▶ **Set exercise**: Return a copy of every line in the records that includes the word "administración".

▶ **Dataset content**:
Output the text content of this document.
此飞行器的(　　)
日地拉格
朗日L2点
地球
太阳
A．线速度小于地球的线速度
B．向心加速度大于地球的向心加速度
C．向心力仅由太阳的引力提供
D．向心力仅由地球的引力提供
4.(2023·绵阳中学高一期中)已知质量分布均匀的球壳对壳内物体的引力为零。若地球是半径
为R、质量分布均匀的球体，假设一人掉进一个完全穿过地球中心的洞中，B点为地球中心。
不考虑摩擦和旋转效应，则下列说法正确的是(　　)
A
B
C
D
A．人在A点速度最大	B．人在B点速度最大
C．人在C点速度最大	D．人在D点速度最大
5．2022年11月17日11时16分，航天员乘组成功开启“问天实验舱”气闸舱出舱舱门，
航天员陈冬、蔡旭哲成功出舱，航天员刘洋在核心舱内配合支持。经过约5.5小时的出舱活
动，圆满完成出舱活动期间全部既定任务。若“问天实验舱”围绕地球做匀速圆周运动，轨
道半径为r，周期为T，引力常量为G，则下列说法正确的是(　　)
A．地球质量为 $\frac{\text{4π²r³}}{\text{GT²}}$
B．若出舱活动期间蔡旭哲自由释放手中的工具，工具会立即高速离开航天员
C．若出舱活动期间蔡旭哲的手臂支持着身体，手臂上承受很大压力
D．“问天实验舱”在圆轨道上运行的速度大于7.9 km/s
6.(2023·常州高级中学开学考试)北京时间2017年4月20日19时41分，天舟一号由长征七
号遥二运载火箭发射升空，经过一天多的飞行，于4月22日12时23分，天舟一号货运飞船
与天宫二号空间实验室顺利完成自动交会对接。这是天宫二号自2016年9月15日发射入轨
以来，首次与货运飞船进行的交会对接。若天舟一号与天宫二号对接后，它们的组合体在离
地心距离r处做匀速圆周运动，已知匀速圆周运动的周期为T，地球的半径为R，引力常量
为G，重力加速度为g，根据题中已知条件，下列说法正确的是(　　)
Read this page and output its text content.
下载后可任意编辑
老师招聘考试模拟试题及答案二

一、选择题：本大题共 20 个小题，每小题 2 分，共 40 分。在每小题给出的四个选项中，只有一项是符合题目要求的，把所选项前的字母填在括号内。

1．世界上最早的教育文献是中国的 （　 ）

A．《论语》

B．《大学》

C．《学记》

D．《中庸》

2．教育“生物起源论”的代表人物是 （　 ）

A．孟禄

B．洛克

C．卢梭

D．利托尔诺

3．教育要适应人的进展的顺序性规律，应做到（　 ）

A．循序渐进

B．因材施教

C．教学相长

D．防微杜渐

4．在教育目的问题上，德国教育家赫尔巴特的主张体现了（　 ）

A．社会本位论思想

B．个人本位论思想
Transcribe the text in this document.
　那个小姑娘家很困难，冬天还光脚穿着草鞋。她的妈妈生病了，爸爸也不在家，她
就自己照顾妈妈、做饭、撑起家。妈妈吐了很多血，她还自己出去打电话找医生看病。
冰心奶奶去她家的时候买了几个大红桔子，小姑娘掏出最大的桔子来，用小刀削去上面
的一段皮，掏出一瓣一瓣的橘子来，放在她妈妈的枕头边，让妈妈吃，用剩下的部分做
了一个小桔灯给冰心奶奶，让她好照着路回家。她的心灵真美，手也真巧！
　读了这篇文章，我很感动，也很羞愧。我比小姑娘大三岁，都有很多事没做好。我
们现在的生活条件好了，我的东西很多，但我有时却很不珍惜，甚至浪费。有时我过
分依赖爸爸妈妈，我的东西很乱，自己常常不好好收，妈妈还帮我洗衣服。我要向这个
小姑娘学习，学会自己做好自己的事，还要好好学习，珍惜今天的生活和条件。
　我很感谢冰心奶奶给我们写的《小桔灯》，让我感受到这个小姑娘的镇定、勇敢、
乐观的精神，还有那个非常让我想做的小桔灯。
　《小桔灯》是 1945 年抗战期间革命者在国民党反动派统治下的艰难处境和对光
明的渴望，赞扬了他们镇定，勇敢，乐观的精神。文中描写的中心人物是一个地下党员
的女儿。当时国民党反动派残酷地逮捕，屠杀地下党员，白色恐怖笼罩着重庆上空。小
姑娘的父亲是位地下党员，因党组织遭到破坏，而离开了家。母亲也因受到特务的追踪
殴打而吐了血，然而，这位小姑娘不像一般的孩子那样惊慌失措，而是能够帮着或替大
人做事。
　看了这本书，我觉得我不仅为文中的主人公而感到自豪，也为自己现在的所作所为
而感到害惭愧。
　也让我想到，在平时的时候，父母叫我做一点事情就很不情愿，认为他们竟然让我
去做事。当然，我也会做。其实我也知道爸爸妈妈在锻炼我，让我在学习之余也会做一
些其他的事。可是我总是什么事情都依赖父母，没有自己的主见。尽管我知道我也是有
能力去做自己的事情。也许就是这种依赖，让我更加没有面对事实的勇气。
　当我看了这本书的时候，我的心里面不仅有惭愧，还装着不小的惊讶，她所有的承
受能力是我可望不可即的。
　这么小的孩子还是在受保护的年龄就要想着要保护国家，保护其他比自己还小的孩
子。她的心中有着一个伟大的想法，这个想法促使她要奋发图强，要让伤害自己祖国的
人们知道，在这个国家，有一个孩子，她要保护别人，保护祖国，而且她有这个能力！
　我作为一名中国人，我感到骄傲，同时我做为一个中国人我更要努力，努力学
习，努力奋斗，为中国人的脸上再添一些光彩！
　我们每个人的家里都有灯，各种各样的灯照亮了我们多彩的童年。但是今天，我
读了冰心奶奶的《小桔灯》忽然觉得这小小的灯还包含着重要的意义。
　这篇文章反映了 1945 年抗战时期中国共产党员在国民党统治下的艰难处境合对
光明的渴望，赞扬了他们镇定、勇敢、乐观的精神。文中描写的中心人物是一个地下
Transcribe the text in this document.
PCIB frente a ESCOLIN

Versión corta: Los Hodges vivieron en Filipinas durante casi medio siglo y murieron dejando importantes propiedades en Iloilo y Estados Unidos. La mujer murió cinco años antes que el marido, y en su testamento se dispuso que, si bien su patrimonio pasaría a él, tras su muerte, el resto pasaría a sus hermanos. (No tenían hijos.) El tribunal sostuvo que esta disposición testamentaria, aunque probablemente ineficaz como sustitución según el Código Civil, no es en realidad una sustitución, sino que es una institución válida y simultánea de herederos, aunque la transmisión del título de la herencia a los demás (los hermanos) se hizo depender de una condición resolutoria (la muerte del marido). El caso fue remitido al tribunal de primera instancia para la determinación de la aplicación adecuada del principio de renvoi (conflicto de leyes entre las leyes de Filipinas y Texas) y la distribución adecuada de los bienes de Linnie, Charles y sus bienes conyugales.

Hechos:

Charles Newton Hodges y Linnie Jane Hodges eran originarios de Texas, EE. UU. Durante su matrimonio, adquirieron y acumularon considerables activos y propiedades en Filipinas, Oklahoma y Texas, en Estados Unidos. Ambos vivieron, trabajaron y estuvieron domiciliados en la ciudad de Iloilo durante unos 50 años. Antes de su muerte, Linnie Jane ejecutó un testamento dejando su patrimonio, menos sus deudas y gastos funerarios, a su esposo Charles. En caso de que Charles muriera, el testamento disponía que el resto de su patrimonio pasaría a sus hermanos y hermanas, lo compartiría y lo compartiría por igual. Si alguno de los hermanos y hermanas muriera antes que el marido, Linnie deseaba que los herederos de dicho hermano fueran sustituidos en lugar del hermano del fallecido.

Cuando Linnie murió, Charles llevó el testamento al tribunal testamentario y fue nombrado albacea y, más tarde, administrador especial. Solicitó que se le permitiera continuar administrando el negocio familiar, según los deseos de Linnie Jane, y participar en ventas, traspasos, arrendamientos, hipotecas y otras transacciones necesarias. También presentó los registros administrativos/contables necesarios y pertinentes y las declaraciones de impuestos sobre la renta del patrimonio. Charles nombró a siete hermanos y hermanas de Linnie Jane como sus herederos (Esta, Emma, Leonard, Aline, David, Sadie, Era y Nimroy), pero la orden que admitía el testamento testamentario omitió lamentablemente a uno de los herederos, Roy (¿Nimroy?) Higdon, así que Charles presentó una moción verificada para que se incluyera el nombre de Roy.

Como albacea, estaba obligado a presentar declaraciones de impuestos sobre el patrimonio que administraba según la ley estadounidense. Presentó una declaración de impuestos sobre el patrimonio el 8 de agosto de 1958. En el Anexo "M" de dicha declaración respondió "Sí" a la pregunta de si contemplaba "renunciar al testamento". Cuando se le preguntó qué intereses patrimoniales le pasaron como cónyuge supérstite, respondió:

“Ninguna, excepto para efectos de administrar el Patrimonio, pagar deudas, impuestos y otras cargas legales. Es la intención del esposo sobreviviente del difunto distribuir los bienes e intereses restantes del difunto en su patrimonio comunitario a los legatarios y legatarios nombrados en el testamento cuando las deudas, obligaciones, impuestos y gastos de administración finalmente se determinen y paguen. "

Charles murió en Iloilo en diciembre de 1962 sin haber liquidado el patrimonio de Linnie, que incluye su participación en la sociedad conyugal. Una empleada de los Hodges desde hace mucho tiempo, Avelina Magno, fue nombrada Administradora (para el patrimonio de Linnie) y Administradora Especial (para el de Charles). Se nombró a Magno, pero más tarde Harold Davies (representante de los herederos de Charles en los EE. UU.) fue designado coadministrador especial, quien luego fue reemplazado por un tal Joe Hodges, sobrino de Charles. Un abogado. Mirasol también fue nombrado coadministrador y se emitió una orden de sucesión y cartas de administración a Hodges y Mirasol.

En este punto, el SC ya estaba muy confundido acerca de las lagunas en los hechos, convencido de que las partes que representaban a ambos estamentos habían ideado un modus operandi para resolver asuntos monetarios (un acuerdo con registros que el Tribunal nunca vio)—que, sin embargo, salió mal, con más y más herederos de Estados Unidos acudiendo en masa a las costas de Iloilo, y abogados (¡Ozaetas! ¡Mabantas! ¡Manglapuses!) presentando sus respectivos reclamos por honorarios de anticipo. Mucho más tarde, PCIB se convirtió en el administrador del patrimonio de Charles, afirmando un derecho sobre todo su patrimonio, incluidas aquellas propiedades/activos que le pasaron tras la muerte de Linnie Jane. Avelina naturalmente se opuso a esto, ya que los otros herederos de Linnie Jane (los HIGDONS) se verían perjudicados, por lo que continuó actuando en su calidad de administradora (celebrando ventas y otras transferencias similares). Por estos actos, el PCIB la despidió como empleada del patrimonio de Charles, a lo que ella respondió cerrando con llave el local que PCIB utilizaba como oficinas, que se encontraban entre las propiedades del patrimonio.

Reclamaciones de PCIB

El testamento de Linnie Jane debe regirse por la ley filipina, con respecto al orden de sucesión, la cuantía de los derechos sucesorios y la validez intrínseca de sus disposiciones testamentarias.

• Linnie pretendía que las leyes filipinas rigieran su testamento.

▶ **Exercise response**:
“Ninguna, excepto para efectos de administrar el Patrimonio, pagar deudas, impuestos y otras cargas legales. Es la intención del esposo sobreviviente del difunto distribuir los bienes e intereses restantes del difunto en su patrimonio comunitario a los legatarios y legatarios nombrados en el testamento cuando las deudas, obligaciones, impuestos y gastos de administración finalmente se determinen y paguen. "
Charles murió en Iloilo en diciembre de 1962 sin haber liquidado el patrimonio de Linnie, que incluye su participación en la sociedad conyugal. Una empleada de los Hodges desde hace mucho tiempo, Avelina Magno, fue nombrada Administradora (para el patrimonio de Linnie) y Administradora Especial (para el de Charles). Se nombró a Magno, pero más tarde Harold Davies (representante de los herederos de Charles en los EE. UU.) fue designado coadministrador especial, quien luego fue reemplazado por un tal Joe Hodges, sobrino de Charles. Un abogado. Mirasol también fue nombrado coadministrador y se emitió una orden de sucesión y cartas de administración a Hodges y Mirasol.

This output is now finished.